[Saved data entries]
========================================
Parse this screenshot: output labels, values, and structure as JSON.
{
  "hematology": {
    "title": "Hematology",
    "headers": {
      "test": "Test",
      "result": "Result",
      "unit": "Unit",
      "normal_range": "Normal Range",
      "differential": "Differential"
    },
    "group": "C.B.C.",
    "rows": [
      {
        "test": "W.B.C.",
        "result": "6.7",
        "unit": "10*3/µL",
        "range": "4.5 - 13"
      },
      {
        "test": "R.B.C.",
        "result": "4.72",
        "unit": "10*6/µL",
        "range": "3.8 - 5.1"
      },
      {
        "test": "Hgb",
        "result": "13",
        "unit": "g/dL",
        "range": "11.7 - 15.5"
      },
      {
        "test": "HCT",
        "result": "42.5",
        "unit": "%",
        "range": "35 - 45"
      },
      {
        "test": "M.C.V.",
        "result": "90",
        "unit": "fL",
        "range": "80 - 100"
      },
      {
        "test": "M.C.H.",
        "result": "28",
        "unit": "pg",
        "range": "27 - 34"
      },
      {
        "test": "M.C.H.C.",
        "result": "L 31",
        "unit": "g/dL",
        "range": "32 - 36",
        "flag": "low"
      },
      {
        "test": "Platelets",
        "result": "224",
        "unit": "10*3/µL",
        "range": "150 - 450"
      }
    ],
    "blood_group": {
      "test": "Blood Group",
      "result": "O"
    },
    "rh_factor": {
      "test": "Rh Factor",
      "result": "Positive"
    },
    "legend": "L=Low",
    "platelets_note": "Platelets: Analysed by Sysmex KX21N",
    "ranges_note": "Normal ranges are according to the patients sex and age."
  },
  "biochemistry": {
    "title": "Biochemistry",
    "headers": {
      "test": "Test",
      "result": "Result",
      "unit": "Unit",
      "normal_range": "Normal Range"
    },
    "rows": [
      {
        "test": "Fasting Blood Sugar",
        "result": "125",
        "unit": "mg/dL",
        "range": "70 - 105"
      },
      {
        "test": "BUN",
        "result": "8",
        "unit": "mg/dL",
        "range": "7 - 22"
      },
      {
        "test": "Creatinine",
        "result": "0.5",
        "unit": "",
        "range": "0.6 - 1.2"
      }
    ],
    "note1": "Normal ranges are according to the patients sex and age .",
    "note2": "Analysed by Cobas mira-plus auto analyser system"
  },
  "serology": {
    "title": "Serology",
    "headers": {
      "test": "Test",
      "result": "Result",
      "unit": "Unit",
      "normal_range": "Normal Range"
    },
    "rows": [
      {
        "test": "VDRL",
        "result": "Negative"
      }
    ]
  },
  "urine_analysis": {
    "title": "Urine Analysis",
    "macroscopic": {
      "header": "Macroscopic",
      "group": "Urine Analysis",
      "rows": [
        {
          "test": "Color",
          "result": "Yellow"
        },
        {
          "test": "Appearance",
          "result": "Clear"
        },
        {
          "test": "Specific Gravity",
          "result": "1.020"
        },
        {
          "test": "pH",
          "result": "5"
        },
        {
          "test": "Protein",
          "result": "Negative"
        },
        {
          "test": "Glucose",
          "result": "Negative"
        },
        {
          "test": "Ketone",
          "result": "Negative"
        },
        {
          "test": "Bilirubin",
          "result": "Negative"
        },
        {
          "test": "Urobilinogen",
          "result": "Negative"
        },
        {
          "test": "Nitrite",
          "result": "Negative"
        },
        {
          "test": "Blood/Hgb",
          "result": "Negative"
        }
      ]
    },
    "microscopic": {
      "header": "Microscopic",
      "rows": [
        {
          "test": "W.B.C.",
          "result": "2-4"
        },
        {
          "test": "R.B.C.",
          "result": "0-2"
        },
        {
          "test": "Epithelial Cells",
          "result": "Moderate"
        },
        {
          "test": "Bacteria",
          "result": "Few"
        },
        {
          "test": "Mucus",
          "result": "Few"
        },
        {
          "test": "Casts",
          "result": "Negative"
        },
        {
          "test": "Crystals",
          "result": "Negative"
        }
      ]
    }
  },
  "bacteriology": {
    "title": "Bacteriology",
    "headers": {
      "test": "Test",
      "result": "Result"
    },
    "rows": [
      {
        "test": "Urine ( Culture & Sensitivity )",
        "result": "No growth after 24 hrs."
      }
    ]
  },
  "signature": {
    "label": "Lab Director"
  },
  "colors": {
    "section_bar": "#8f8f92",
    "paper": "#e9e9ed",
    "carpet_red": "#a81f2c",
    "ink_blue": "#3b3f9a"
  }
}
========================================
All lines above should be output verbatim.

Parse this screenshot: output labels, values, and structure as JSON.
{
  "hematology": {
    "title": "Hematology",
    "headers": {
      "test": "Test",
      "result": "Result",
      "unit": "Unit",
      "normal_range": "Normal Range",
      "differential": "Differential"
    },
    "group": "C.B.C.",
    "rows": [
      {
        "test": "W.B.C.",
        "result": "6.7",
        "unit": "10*3/µL",
        "range": "4.5 - 13"
      },
      {
        "test": "R.B.C.",
        "result": "4.72",
        "unit": "10*6/µL",
        "range": "3.8 - 5.1"
      },
      {
        "test": "Hgb",
        "result": "13",
        "unit": "g/dL",
        "range": "11.7 - 15.5"
      },
      {
        "test": "HCT",
        "result": "42.5",
        "unit": "%",
        "range": "35 - 45"
      },
      {
        "test": "M.C.V.",
        "result": "90",
        "unit": "fL",
        "range": "80 - 100"
      },
      {
        "test": "M.C.H.",
        "result": "28",
        "unit": "pg",
        "range": "27 - 34"
      },
      {
        "test": "M.C.H.C.",
        "result": "L 31",
        "unit": "g/dL",
        "range": "32 - 36",
        "flag": "low"
      },
      {
        "test": "Platelets",
        "result": "224",
        "unit": "10*3/µL",
        "range": "150 - 450"
      }
    ],
    "blood_group": {
      "test": "Blood Group",
      "result": "O"
    },
    "rh_factor": {
      "test": "Rh Factor",
      "result": "Positive"
    },
    "legend": "L=Low",
    "platelets_note": "Platelets: Analysed by Sysmex KX21N",
    "ranges_note": "Normal ranges are according to the patients sex and age."
  },
  "biochemistry": {
    "title": "Biochemistry",
    "headers": {
      "test": "Test",
      "result": "Result",
      "unit": "Unit",
      "normal_range": "Normal Range"
    },
    "rows": [
      {
        "test": "Fasting Blood Sugar",
        "result": "125",
        "unit": "mg/dL",
        "range": "70 - 105"
      },
      {
        "test": "BUN",
        "result": "8",
        "unit": "mg/dL",
        "range": "7 - 22"
      },
      {
        "test": "Creatinine",
        "result": "0.5",
        "unit": "",
        "range": "0.6 - 1.2"
      }
    ],
    "note1": "Normal ranges are according to the patients sex and age .",
    "note2": "Analysed by Cobas mira-plus auto analyser system"
  },
  "serology": {
    "title": "Serology",
    "headers": {
      "test": "Test",
      "result": "Result",
      "unit": "Unit",
      "normal_range": "Normal Range"
    },
    "rows": [
      {
        "test": "VDRL",
        "result": "Negative"
      }
    ]
  },
  "urine_analysis": {
    "title": "Urine Analysis",
    "macroscopic": {
      "header": "Macroscopic",
      "group": "Urine Analysis",
      "rows": [
        {
          "test": "Color",
          "result": "Yellow"
        },
        {
          "test": "Appearance",
          "result": "Clear"
        },
        {
          "test": "Specific Gravity",
          "result": "1.020"
        },
        {
          "test": "pH",
          "result": "5"
        },
        {
          "test": "Protein",
          "result": "Negative"
        },
        {
          "test": "Glucose",
          "result": "Negative"
        },
        {
          "test": "Ketone",
          "result": "Negative"
        },
        {
          "test": "Bilirubin",
          "result": "Negative"
        },
        {
          "test": "Urobilinogen",
          "result": "Negative"
        },
        {
          "test": "Nitrite",
          "result": "Negative"
        },
        {
          "test": "Blood/Hgb",
          "result": "Negative"
        }
      ]
    },
    "microscopic": {
      "header": "Microscopic",
      "rows": [
        {
          "test": "W.B.C.",
          "result": "2-4"
        },
        {
          "test": "R.B.C.",
          "result": "0-2"
        },
        {
          "test": "Epithelial Cells",
          "result": "Moderate"
        },
        {
          "test": "Bacteria",
          "result": "Few"
        },
        {
          "test": "Mucus",
          "result": "Few"
        },
        {
          "test": "Casts",
          "result": "Negative"
        },
        {
          "test": "Crystals",
          "result": "Negative"
        }
      ]
    }
  },
  "bacteriology": {
    "title": "Bacteriology",
    "headers": {
      "test": "Test",
      "result": "Result"
    },
    "rows": [
      {
        "test": "Urine ( Culture & Sensitivity )",
        "result": "No growth after 24 hrs."
      }
    ]
  },
  "signature": {
    "label": "Lab Director"
  },
  "colors": {
    "section_bar": "#8f8f92",
    "paper": "#e9e9ed",
    "carpet_red": "#a81f2c",
    "ink_blue": "#3b3f9a"
  }
}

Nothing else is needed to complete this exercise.